§ WHAT NEEDS TO BE DONE: Can all of these lines be returned exactly?

· · ·

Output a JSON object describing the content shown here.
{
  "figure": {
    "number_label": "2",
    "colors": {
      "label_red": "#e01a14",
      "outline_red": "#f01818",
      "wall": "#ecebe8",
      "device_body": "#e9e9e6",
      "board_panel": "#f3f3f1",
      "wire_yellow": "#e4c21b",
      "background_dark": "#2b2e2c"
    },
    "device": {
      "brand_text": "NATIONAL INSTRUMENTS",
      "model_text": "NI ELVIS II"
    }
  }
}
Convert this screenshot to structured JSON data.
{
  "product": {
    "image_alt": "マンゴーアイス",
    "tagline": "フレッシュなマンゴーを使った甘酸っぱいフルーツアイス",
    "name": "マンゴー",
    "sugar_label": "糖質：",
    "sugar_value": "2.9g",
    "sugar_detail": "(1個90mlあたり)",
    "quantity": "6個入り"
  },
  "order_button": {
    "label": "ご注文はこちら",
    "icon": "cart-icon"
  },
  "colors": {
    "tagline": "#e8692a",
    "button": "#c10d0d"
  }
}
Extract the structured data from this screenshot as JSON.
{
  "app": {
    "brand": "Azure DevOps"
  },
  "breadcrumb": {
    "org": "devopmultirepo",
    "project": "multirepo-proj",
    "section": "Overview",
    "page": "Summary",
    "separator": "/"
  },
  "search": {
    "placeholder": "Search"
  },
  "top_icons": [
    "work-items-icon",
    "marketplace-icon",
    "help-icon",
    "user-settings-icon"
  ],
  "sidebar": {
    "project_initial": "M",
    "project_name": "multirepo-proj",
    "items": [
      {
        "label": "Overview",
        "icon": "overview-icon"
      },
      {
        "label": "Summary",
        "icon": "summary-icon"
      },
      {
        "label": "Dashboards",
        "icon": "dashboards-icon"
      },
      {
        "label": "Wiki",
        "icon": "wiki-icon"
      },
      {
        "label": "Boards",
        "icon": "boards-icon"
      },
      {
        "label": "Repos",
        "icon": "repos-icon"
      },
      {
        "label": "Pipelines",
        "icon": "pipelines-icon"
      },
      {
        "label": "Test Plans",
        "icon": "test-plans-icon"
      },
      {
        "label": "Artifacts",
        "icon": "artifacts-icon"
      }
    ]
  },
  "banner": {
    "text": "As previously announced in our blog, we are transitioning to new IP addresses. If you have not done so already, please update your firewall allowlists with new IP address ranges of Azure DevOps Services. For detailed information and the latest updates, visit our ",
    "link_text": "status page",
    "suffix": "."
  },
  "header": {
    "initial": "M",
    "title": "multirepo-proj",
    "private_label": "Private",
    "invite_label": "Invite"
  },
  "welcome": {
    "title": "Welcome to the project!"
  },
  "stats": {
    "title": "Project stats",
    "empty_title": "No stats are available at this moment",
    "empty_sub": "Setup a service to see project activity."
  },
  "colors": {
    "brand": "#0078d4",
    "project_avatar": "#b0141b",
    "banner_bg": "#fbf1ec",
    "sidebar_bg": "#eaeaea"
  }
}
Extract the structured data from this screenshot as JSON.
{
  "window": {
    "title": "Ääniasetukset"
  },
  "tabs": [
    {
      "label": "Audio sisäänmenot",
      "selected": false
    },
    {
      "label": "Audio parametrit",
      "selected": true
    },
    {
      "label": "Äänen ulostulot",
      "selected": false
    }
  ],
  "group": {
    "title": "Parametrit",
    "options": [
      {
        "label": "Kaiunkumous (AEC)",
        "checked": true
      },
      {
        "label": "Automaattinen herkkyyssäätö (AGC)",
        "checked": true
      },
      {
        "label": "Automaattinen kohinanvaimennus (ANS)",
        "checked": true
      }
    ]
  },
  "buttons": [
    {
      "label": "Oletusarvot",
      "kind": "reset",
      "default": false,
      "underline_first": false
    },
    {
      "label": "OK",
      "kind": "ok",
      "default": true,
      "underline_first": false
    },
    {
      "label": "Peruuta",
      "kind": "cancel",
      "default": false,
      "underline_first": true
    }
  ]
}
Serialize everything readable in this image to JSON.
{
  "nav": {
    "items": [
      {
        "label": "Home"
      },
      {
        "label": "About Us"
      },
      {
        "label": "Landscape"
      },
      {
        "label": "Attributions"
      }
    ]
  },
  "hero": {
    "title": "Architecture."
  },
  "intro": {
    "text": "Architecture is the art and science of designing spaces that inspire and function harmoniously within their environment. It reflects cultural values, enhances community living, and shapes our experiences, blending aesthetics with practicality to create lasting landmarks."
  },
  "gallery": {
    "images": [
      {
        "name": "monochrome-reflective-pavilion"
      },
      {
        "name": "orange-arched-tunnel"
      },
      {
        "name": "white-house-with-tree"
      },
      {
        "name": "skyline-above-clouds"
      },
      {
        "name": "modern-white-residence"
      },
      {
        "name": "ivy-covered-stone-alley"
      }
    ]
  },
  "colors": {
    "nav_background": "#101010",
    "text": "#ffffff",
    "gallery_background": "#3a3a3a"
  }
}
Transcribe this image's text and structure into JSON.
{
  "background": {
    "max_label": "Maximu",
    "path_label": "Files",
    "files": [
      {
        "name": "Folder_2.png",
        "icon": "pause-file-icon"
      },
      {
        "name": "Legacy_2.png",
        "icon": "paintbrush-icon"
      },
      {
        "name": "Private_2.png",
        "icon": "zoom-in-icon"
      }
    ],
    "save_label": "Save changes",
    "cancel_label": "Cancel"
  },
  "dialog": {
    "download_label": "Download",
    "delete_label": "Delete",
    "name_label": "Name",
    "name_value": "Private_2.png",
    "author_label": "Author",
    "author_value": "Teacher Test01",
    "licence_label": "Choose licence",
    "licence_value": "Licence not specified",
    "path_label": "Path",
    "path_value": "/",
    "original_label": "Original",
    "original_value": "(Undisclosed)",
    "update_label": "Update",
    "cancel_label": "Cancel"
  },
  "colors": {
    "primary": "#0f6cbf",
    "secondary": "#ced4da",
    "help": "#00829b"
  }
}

· · ·

§ TASK ANSWER:
Output a JSON object describing the content shown here.
{
  "figure": {
    "number_label": "2",
    "colors": {
      "label_red": "#e01a14",
      "outline_red": "#f01818",
      "wall": "#ecebe8",
      "device_body": "#e9e9e6",
      "board_panel": "#f3f3f1",
      "wire_yellow": "#e4c21b",
      "background_dark": "#2b2e2c"
    },
    "device": {
      "brand_text": "NATIONAL INSTRUMENTS",
      "model_text": "NI ELVIS II"
    }
  }
}
Convert this screenshot to structured JSON data.
{
  "product": {
    "image_alt": "マンゴーアイス",
    "tagline": "フレッシュなマンゴーを使った甘酸っぱいフルーツアイス",
    "name": "マンゴー",
    "sugar_label": "糖質：",
    "sugar_value": "2.9g",
    "sugar_detail": "(1個90mlあたり)",
    "quantity": "6個入り"
  },
  "order_button": {
    "label": "ご注文はこちら",
    "icon": "cart-icon"
  },
  "colors": {
    "tagline": "#e8692a",
    "button": "#c10d0d"
  }
}
Extract the structured data from this screenshot as JSON.
{
  "app": {
    "brand": "Azure DevOps"
  },
  "breadcrumb": {
    "org": "devopmultirepo",
    "project": "multirepo-proj",
    "section": "Overview",
    "page": "Summary",
    "separator": "/"
  },
  "search": {
    "placeholder": "Search"
  },
  "top_icons": [
    "work-items-icon",
    "marketplace-icon",
    "help-icon",
    "user-settings-icon"
  ],
  "sidebar": {
    "project_initial": "M",
    "project_name": "multirepo-proj",
    "items": [
      {
        "label": "Overview",
        "icon": "overview-icon"
      },
      {
        "label": "Summary",
        "icon": "summary-icon"
      },
      {
        "label": "Dashboards",
        "icon": "dashboards-icon"
      },
      {
        "label": "Wiki",
        "icon": "wiki-icon"
      },
      {
        "label": "Boards",
        "icon": "boards-icon"
      },
      {
        "label": "Repos",
        "icon": "repos-icon"
      },
      {
        "label": "Pipelines",
        "icon": "pipelines-icon"
      },
      {
        "label": "Test Plans",
        "icon": "test-plans-icon"
      },
      {
        "label": "Artifacts",
        "icon": "artifacts-icon"
      }
    ]
  },
  "banner": {
    "text": "As previously announced in our blog, we are transitioning to new IP addresses. If you have not done so already, please update your firewall allowlists with new IP address ranges of Azure DevOps Services. For detailed information and the latest updates, visit our ",
    "link_text": "status page",
    "suffix": "."
  },
  "header": {
    "initial": "M",
    "title": "multirepo-proj",
    "private_label": "Private",
    "invite_label": "Invite"
  },
  "welcome": {
    "title": "Welcome to the project!"
  },
  "stats": {
    "title": "Project stats",
    "empty_title": "No stats are available at this moment",
    "empty_sub": "Setup a service to see project activity."
  },
  "colors": {
    "brand": "#0078d4",
    "project_avatar": "#b0141b",
    "banner_bg": "#fbf1ec",
    "sidebar_bg": "#eaeaea"
  }
}
Extract the structured data from this screenshot as JSON.
{
  "window": {
    "title": "Ääniasetukset"
  },
  "tabs": [
    {
      "label": "Audio sisäänmenot",
      "selected": false
    },
    {
      "label": "Audio parametrit",
      "selected": true
    },
    {
      "label": "Äänen ulostulot",
      "selected": false
    }
  ],
  "group": {
    "title": "Parametrit",
    "options": [
      {
        "label": "Kaiunkumous (AEC)",
        "checked": true
      },
      {
        "label": "Automaattinen herkkyyssäätö (AGC)",
        "checked": true
      },
      {
        "label": "Automaattinen kohinanvaimennus (ANS)",
        "checked": true
      }
    ]
  },
  "buttons": [
    {
      "label": "Oletusarvot",
      "kind": "reset",
      "default": false,
      "underline_first": false
    },
    {
      "label": "OK",
      "kind": "ok",
      "default": true,
      "underline_first": false
    },
    {
      "label": "Peruuta",
      "kind": "cancel",
      "default": false,
      "underline_first": true
    }
  ]
}
Serialize everything readable in this image to JSON.
{
  "nav": {
    "items": [
      {
        "label": "Home"
      },
      {
        "label": "About Us"
      },
      {
        "label": "Landscape"
      },
      {
        "label": "Attributions"
      }
    ]
  },
  "hero": {
    "title": "Architecture."
  },
  "intro": {
    "text": "Architecture is the art and science of designing spaces that inspire and function harmoniously within their environment. It reflects cultural values, enhances community living, and shapes our experiences, blending aesthetics with practicality to create lasting landmarks."
  },
  "gallery": {
    "images": [
      {
        "name": "monochrome-reflective-pavilion"
      },
      {
        "name": "orange-arched-tunnel"
      },
      {
        "name": "white-house-with-tree"
      },
      {
        "name": "skyline-above-clouds"
      },
      {
        "name": "modern-white-residence"
      },
      {
        "name": "ivy-covered-stone-alley"
      }
    ]
  },
  "colors": {
    "nav_background": "#101010",
    "text": "#ffffff",
    "gallery_background": "#3a3a3a"
  }
}
Transcribe this image's text and structure into JSON.
{
  "background": {
    "max_label": "Maximu",
    "path_label": "Files",
    "files": [
      {
        "name": "Folder_2.png",
        "icon": "pause-file-icon"
      },
      {
        "name": "Legacy_2.png",
        "icon": "paintbrush-icon"
      },
      {
        "name": "Private_2.png",
        "icon": "zoom-in-icon"
      }
    ],
    "save_label": "Save changes",
    "cancel_label": "Cancel"
  },
  "dialog": {
    "download_label": "Download",
    "delete_label": "Delete",
    "name_label": "Name",
    "name_value": "Private_2.png",
    "author_label": "Author",
    "author_value": "Teacher Test01",
    "licence_label": "Choose licence",
    "licence_value": "Licence not specified",
    "path_label": "Path",
    "path_value": "/",
    "original_label": "Original",
    "original_value": "(Undisclosed)",
    "update_label": "Update",
    "cancel_label": "Cancel"
  },
  "colors": {
    "primary": "#0f6cbf",
    "secondary": "#ced4da",
    "help": "#00829b"
  }
}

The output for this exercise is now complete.